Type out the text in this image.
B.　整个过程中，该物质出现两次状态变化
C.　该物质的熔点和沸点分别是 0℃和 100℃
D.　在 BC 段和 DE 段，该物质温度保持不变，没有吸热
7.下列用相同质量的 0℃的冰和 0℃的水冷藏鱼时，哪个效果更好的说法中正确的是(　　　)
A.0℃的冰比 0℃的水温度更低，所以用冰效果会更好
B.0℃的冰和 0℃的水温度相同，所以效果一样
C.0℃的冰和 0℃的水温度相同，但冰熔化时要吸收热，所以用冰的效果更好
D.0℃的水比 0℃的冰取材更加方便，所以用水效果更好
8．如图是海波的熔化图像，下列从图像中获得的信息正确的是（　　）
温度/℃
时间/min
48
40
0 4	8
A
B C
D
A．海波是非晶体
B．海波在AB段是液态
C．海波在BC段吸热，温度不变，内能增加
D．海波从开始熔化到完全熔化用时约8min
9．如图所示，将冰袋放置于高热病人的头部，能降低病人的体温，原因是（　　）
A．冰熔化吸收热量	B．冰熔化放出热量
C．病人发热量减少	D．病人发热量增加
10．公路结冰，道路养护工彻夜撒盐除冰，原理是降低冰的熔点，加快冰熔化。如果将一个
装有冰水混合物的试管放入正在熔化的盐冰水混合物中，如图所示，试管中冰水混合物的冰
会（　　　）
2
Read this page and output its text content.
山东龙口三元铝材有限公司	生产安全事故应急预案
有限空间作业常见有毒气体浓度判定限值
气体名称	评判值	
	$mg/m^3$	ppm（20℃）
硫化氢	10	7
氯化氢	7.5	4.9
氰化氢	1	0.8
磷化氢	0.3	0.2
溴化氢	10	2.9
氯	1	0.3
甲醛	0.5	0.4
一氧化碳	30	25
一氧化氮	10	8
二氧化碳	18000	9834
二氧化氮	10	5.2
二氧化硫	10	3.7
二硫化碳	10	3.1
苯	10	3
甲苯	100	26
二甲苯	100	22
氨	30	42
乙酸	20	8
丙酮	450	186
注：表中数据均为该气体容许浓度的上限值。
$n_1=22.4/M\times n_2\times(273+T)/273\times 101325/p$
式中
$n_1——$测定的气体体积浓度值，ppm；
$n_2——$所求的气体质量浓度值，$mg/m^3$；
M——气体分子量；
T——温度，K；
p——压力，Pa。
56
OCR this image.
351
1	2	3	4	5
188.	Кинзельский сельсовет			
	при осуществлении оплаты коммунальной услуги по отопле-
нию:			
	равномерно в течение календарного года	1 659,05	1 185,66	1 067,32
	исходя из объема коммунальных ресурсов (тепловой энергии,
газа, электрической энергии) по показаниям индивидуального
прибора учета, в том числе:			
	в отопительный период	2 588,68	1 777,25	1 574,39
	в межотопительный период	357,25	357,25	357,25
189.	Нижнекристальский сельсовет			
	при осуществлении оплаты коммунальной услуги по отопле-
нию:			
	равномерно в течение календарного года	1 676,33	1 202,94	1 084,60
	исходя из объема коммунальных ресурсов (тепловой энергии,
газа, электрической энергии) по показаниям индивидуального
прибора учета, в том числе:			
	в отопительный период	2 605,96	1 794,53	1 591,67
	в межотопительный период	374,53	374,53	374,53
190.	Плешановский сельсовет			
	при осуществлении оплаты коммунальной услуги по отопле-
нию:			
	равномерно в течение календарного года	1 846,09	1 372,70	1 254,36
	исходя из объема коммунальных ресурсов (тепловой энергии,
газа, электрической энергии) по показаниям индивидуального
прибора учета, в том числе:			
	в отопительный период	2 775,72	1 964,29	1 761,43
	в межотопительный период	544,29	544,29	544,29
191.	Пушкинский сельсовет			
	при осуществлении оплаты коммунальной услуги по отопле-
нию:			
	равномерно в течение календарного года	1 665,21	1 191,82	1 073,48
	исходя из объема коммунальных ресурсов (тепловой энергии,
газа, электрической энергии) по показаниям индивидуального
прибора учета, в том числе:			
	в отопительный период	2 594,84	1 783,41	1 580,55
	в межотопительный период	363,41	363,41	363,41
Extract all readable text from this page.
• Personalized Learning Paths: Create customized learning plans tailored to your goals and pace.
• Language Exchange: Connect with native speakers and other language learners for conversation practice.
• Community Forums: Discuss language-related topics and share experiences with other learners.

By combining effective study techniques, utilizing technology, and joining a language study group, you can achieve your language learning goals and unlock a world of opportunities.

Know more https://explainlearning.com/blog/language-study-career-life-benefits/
◆ ◆ ◆ ◆ ◆ ◆ ◆
> Problem description: Give all the records again. Match them exactly.

> Exercise response:
Type out the text in this image.
B.　整个过程中，该物质出现两次状态变化
C.　该物质的熔点和沸点分别是 0℃和 100℃
D.　在 BC 段和 DE 段，该物质温度保持不变，没有吸热
7.下列用相同质量的 0℃的冰和 0℃的水冷藏鱼时，哪个效果更好的说法中正确的是(　　　)
A.0℃的冰比 0℃的水温度更低，所以用冰效果会更好
B.0℃的冰和 0℃的水温度相同，所以效果一样
C.0℃的冰和 0℃的水温度相同，但冰熔化时要吸收热，所以用冰的效果更好
D.0℃的水比 0℃的冰取材更加方便，所以用水效果更好
8．如图是海波的熔化图像，下列从图像中获得的信息正确的是（　　）
温度/℃
时间/min
48
40
0 4	8
A
B C
D
A．海波是非晶体
B．海波在AB段是液态
C．海波在BC段吸热，温度不变，内能增加
D．海波从开始熔化到完全熔化用时约8min
9．如图所示，将冰袋放置于高热病人的头部，能降低病人的体温，原因是（　　）
A．冰熔化吸收热量	B．冰熔化放出热量
C．病人发热量减少	D．病人发热量增加
10．公路结冰，道路养护工彻夜撒盐除冰，原理是降低冰的熔点，加快冰熔化。如果将一个
装有冰水混合物的试管放入正在熔化的盐冰水混合物中，如图所示，试管中冰水混合物的冰
会（　　　）
2
Read this page and output its text content.
山东龙口三元铝材有限公司	生产安全事故应急预案
有限空间作业常见有毒气体浓度判定限值
气体名称	评判值	
	$mg/m^3$	ppm（20℃）
硫化氢	10	7
氯化氢	7.5	4.9
氰化氢	1	0.8
磷化氢	0.3	0.2
溴化氢	10	2.9
氯	1	0.3
甲醛	0.5	0.4
一氧化碳	30	25
一氧化氮	10	8
二氧化碳	18000	9834
二氧化氮	10	5.2
二氧化硫	10	3.7
二硫化碳	10	3.1
苯	10	3
甲苯	100	26
二甲苯	100	22
氨	30	42
乙酸	20	8
丙酮	450	186
注：表中数据均为该气体容许浓度的上限值。
$n_1=22.4/M\times n_2\times(273+T)/273\times 101325/p$
式中
$n_1——$测定的气体体积浓度值，ppm；
$n_2——$所求的气体质量浓度值，$mg/m^3$；
M——气体分子量；
T——温度，K；
p——压力，Pa。
56
OCR this image.
351
1	2	3	4	5
188.	Кинзельский сельсовет			
	при осуществлении оплаты коммунальной услуги по отопле-
нию:			
	равномерно в течение календарного года	1 659,05	1 185,66	1 067,32
	исходя из объема коммунальных ресурсов (тепловой энергии,
газа, электрической энергии) по показаниям индивидуального
прибора учета, в том числе:			
	в отопительный период	2 588,68	1 777,25	1 574,39
	в межотопительный период	357,25	357,25	357,25
189.	Нижнекристальский сельсовет			
	при осуществлении оплаты коммунальной услуги по отопле-
нию:			
	равномерно в течение календарного года	1 676,33	1 202,94	1 084,60
	исходя из объема коммунальных ресурсов (тепловой энергии,
газа, электрической энергии) по показаниям индивидуального
прибора учета, в том числе:			
	в отопительный период	2 605,96	1 794,53	1 591,67
	в межотопительный период	374,53	374,53	374,53
190.	Плешановский сельсовет			
	при осуществлении оплаты коммунальной услуги по отопле-
нию:			
	равномерно в течение календарного года	1 846,09	1 372,70	1 254,36
	исходя из объема коммунальных ресурсов (тепловой энергии,
газа, электрической энергии) по показаниям индивидуального
прибора учета, в том числе:			
	в отопительный период	2 775,72	1 964,29	1 761,43
	в межотопительный период	544,29	544,29	544,29
191.	Пушкинский сельсовет			
	при осуществлении оплаты коммунальной услуги по отопле-
нию:			
	равномерно в течение календарного года	1 665,21	1 191,82	1 073,48
	исходя из объема коммунальных ресурсов (тепловой энергии,
газа, электрической энергии) по показаниям индивидуального
прибора учета, в том числе:			
	в отопительный период	2 594,84	1 783,41	1 580,55
	в межотопительный период	363,41	363,41	363,41
Extract all readable text from this page.
• Personalized Learning Paths: Create customized learning plans tailored to your goals and pace.
• Language Exchange: Connect with native speakers and other language learners for conversation practice.
• Community Forums: Discuss language-related topics and share experiences with other learners.

By combining effective study techniques, utilizing technology, and joining a language study group, you can achieve your language learning goals and unlock a world of opportunities.

Know more https://explainlearning.com/blog/language-study-career-life-benefits/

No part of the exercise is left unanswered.